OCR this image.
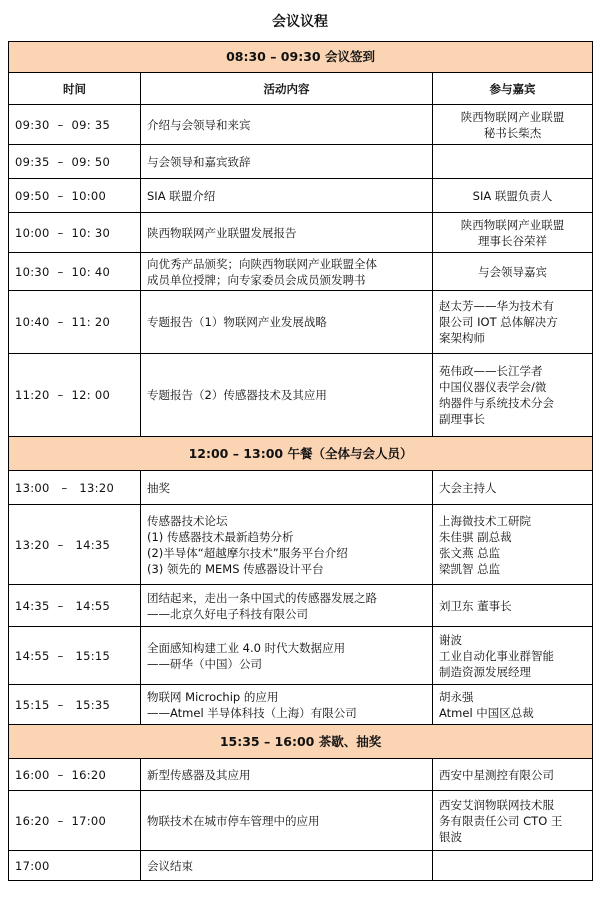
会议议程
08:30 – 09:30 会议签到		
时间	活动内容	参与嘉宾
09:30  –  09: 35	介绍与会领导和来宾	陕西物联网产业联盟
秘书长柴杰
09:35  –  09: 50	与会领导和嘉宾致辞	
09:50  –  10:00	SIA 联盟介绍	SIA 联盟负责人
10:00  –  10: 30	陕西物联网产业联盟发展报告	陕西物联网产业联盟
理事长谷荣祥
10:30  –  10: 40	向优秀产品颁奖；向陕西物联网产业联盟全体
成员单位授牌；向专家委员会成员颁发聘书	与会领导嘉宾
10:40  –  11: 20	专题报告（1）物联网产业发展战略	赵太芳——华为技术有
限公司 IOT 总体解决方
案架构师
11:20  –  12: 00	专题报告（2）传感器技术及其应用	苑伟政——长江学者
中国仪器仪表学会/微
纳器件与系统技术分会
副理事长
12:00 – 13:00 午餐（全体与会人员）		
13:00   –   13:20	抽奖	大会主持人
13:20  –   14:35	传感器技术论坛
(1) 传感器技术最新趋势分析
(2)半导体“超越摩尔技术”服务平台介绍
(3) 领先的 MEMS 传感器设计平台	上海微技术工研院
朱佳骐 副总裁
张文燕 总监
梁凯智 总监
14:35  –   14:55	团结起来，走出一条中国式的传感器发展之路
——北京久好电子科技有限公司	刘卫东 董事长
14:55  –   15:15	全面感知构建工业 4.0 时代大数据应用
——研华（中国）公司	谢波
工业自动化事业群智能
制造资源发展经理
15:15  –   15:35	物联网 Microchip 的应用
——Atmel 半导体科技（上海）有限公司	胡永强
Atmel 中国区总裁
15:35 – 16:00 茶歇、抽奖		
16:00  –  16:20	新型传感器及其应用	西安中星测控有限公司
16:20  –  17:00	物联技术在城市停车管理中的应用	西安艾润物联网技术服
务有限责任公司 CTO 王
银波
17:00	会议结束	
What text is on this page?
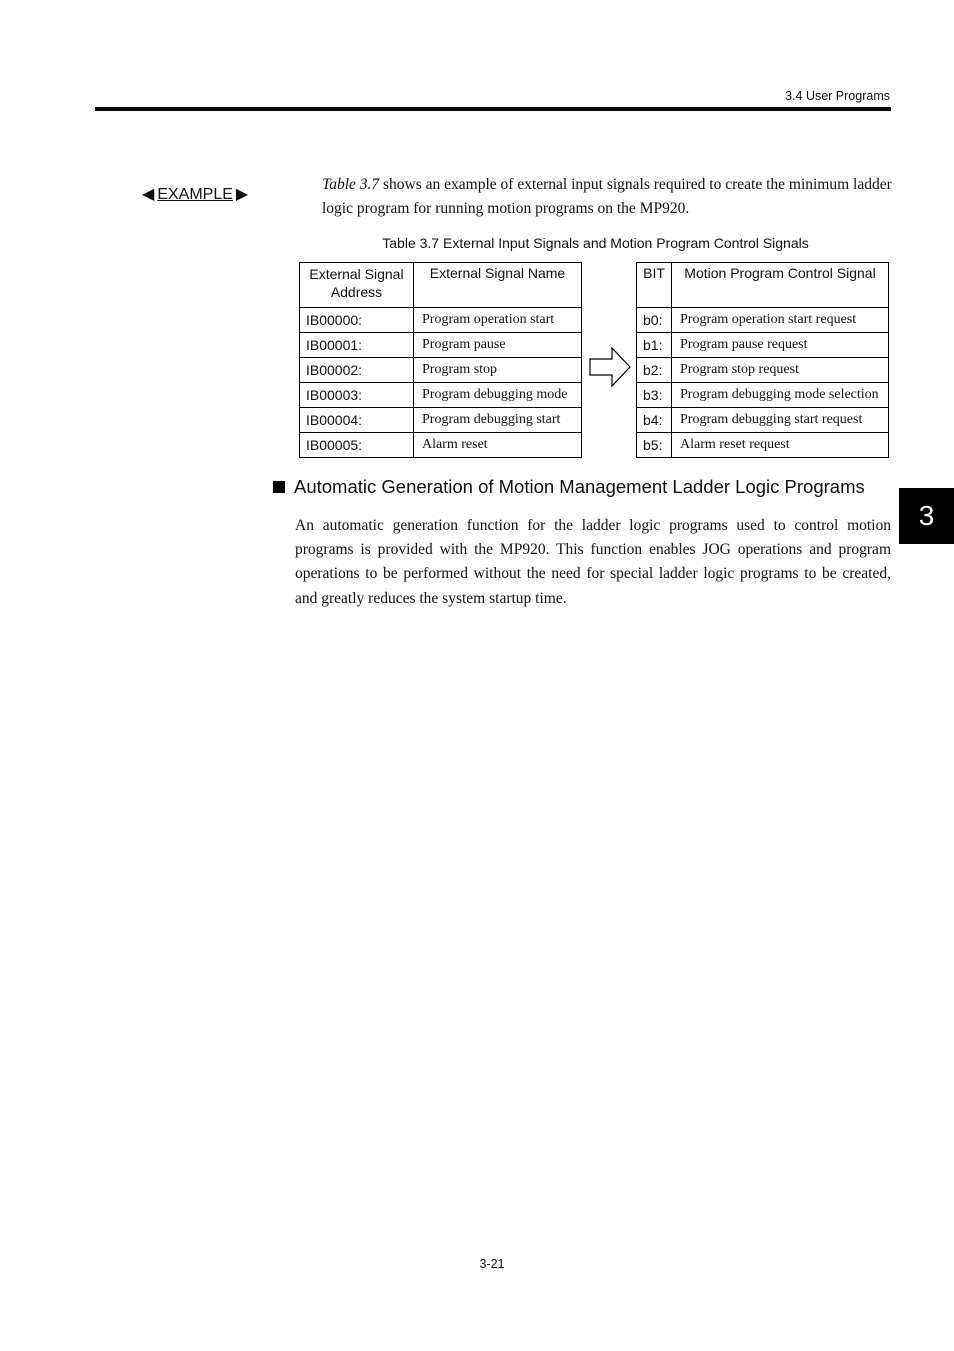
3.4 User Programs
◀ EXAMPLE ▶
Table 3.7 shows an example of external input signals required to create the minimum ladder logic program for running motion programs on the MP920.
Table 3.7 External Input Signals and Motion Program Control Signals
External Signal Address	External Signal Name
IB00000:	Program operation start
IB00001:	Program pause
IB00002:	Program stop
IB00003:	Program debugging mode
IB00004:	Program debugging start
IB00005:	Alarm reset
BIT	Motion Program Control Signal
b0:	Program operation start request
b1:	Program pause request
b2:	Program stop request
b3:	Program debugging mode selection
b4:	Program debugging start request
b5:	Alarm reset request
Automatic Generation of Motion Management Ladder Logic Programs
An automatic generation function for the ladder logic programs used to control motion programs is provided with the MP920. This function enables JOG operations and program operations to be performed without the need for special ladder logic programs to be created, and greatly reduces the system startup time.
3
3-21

● ● ●

* AIM OF THE TASK:
Lines from the records above that hold "专题报告" are the ones to list.

* ANSWER TO THIS PROBLEM:
10:40  –  11: 20	专题报告（1）物联网产业发展战略	赵太芳——华为技术有
11:20  –  12: 00	专题报告（2）传感器技术及其应用	苑伟政——长江学者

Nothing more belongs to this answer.